### Exercise directions
Using the listing below, extract each line that has the word "трудовой" in it.

### Provided information
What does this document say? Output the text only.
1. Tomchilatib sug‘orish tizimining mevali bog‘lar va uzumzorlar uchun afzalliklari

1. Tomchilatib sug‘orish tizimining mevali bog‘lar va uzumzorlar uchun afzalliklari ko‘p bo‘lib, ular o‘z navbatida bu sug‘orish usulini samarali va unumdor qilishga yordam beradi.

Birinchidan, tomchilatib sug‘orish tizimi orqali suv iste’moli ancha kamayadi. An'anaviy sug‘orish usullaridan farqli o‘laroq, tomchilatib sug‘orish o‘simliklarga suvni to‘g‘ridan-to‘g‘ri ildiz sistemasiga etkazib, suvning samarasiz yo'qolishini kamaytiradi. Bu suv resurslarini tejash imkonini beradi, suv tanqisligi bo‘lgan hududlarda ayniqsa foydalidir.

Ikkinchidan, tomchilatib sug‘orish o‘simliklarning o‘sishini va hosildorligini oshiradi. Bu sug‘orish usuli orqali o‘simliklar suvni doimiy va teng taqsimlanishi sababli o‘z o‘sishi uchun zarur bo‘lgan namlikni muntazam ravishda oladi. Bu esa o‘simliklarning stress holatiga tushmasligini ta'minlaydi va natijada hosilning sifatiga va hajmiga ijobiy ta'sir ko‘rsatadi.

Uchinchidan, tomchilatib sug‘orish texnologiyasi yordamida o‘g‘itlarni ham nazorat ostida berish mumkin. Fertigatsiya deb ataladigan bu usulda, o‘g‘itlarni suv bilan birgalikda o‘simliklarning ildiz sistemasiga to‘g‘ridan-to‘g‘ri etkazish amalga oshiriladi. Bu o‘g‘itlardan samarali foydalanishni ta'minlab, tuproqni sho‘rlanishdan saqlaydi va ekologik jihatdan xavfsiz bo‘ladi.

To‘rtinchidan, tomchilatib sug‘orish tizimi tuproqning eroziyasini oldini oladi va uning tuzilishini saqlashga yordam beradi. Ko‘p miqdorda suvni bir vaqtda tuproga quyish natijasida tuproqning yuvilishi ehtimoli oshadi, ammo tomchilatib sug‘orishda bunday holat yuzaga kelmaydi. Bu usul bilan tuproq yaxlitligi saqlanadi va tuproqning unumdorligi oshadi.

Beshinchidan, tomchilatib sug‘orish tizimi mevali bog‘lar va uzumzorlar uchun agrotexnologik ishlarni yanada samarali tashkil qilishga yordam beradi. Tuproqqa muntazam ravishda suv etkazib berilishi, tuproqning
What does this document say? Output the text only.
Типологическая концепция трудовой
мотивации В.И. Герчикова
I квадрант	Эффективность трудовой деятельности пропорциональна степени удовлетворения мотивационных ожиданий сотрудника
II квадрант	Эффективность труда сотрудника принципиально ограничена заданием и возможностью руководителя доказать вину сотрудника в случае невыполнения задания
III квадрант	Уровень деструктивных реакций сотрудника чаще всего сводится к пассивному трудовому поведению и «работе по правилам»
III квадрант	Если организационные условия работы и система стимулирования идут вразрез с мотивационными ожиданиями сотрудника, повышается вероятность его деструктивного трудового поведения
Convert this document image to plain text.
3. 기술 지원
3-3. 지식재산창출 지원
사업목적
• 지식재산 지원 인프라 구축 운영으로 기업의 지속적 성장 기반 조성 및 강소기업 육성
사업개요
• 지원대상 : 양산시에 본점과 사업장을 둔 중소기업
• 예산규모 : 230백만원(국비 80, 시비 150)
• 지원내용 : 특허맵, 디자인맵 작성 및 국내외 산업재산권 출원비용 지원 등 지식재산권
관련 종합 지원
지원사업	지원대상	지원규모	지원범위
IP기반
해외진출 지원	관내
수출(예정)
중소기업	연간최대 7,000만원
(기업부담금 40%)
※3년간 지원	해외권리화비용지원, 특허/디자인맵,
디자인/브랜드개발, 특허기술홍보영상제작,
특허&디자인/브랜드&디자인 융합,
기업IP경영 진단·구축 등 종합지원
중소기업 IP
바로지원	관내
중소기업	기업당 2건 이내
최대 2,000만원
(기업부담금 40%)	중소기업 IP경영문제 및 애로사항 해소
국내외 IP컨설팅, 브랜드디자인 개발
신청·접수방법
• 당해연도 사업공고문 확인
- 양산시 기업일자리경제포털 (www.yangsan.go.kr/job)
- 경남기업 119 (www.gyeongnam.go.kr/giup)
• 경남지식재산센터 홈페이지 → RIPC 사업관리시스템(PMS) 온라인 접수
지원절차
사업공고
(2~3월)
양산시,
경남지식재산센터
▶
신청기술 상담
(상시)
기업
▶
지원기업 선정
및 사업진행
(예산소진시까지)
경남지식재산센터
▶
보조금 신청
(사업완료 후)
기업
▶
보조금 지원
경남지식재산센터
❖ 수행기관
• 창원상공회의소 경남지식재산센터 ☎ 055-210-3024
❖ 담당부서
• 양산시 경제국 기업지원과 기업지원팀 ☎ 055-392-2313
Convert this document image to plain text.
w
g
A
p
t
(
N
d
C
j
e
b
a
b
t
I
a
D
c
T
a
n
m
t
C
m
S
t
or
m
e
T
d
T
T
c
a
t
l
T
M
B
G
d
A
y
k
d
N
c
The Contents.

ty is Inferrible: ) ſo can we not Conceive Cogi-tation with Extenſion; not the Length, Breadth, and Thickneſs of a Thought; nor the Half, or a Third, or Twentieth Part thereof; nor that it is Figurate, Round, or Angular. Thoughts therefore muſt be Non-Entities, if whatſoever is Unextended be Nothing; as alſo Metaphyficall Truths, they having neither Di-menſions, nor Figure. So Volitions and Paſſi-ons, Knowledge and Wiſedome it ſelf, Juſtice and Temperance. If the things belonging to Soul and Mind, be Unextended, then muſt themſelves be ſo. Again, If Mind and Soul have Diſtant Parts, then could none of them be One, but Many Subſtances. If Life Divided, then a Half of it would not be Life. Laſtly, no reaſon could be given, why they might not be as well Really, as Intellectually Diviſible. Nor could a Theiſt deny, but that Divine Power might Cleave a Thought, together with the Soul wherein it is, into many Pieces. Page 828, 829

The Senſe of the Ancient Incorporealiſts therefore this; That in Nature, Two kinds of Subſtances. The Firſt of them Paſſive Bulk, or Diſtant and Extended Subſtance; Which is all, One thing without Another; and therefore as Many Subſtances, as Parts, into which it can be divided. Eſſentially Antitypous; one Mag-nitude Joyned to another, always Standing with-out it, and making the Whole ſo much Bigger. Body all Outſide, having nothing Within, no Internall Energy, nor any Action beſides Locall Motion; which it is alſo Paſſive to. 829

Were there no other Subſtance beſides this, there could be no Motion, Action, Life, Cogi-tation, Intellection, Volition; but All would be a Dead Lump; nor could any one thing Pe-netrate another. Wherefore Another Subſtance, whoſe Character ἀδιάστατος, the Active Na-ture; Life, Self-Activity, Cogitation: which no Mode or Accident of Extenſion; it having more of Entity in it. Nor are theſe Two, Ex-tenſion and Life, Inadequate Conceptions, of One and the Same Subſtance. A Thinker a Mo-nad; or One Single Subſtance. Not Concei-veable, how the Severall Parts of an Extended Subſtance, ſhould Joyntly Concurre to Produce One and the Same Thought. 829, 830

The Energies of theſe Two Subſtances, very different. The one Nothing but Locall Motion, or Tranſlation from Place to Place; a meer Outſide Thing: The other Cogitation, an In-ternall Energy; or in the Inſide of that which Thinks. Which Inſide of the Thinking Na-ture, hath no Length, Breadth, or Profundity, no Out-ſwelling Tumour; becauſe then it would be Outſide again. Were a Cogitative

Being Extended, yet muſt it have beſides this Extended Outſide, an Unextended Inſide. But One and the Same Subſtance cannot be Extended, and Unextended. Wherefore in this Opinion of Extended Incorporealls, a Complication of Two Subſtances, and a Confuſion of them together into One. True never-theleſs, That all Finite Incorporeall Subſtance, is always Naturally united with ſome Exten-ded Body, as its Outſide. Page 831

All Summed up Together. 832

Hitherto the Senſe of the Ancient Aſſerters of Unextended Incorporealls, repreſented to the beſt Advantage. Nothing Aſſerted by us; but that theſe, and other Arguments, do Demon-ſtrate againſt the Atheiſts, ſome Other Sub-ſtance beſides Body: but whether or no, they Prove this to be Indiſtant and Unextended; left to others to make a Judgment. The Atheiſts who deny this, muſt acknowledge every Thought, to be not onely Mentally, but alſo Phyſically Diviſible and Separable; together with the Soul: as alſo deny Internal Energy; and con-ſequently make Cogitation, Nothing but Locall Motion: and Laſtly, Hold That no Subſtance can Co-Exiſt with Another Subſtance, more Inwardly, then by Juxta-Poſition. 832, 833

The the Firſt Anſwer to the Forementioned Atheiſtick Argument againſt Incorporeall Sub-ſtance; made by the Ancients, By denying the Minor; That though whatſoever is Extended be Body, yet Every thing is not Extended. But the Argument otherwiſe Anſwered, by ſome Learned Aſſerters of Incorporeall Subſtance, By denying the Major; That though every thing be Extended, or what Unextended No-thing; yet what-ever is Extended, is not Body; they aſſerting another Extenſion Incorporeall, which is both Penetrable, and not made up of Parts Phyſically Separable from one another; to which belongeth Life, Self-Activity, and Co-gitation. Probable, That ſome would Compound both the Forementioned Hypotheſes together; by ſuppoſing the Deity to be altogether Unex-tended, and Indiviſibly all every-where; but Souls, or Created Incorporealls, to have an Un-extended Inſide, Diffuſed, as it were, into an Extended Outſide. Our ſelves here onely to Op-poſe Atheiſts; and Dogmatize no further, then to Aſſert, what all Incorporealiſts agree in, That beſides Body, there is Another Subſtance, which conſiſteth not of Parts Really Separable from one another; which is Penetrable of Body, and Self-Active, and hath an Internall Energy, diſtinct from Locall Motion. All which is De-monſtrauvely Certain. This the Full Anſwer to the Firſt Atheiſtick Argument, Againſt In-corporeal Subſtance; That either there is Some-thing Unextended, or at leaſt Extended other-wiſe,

### Output
Типологическая концепция трудовой
I квадрант	Эффективность трудовой деятельности пропорциональна степени удовлетворения мотивационных ожиданий сотрудника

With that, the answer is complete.